Task details: Filter the records below and copy every line containing the word "image".

Information supplied:

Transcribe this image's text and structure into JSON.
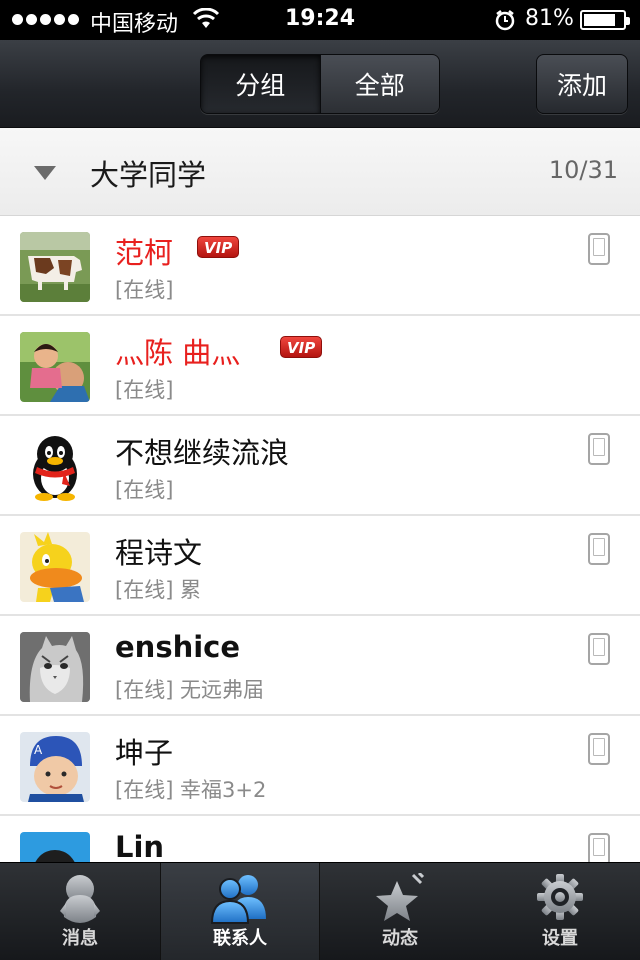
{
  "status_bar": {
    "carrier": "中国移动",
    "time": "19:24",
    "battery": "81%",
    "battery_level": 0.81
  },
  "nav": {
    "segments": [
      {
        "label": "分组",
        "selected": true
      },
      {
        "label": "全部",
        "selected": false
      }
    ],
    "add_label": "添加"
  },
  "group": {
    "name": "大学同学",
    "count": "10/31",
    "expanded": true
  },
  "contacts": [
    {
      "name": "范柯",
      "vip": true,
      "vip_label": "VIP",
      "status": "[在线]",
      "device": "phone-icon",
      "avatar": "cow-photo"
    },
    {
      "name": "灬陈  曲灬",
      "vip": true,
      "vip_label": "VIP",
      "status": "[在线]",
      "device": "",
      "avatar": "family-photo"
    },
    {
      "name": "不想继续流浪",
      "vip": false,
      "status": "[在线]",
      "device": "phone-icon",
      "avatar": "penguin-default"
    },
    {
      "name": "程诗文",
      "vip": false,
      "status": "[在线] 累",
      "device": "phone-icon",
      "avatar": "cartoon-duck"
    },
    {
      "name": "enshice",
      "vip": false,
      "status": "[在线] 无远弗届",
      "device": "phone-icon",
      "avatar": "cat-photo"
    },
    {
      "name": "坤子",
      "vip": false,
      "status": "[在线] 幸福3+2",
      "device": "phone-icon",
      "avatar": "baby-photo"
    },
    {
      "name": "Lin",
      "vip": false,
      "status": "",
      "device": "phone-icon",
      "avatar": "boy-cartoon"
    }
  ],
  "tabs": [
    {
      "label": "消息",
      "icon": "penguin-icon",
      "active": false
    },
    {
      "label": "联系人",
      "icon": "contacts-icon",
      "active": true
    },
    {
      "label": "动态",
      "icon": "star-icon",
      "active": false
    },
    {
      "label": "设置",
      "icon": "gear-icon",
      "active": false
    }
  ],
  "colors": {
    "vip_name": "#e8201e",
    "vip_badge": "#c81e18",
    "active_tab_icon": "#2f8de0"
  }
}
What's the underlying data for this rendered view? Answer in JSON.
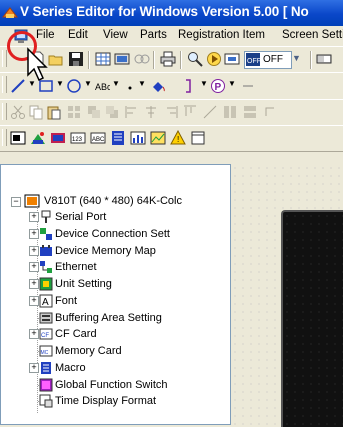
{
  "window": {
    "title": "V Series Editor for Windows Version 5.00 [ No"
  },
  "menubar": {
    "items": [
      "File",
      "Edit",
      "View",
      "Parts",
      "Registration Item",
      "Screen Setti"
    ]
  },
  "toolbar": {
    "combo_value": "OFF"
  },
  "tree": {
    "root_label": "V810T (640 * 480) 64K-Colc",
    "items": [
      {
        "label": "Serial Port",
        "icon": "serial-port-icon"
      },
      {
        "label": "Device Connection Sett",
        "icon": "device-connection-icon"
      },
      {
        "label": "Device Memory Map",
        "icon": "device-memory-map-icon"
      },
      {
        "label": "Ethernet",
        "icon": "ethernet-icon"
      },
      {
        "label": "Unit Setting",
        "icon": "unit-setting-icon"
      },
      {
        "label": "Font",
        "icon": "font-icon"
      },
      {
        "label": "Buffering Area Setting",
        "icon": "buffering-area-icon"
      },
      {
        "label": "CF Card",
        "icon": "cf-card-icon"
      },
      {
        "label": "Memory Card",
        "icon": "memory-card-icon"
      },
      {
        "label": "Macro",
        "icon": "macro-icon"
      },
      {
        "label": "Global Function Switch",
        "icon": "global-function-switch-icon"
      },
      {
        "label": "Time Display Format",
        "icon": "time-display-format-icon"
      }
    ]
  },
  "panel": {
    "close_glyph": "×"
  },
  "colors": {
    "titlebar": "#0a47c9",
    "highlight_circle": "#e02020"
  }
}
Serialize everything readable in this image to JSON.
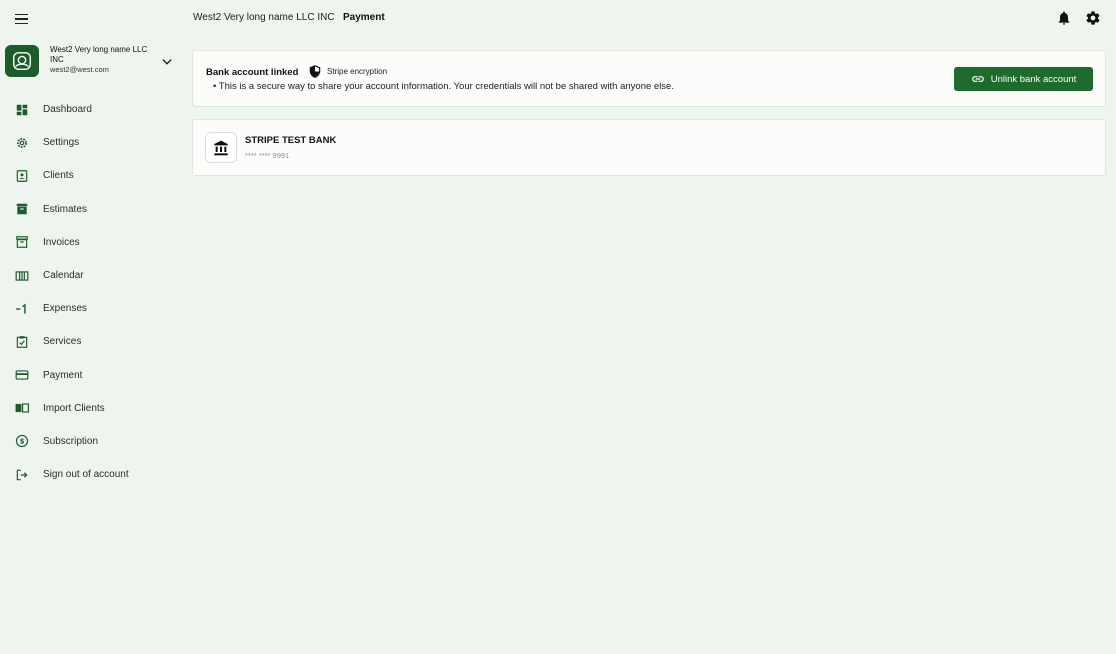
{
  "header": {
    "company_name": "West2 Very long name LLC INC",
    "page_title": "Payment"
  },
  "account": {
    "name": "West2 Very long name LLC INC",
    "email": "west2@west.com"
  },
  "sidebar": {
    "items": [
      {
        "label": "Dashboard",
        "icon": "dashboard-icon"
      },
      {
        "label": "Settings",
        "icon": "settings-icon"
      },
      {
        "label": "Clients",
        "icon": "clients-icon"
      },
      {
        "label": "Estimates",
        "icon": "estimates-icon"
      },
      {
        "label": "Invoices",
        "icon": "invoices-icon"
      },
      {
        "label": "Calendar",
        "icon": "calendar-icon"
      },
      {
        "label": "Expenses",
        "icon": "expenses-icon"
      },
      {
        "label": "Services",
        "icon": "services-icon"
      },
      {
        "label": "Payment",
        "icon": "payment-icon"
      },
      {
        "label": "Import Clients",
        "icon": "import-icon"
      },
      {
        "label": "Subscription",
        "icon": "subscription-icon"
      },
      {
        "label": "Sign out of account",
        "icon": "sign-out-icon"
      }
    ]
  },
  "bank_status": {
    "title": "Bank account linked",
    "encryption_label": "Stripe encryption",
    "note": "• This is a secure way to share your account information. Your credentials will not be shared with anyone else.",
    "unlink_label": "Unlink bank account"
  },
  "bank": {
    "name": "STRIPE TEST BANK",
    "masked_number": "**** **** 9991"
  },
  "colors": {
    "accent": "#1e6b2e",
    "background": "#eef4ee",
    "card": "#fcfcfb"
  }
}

Response for this exercise:
Transcribe this image's text and structure into JSON.
Serialize everything readable in this image to JSON.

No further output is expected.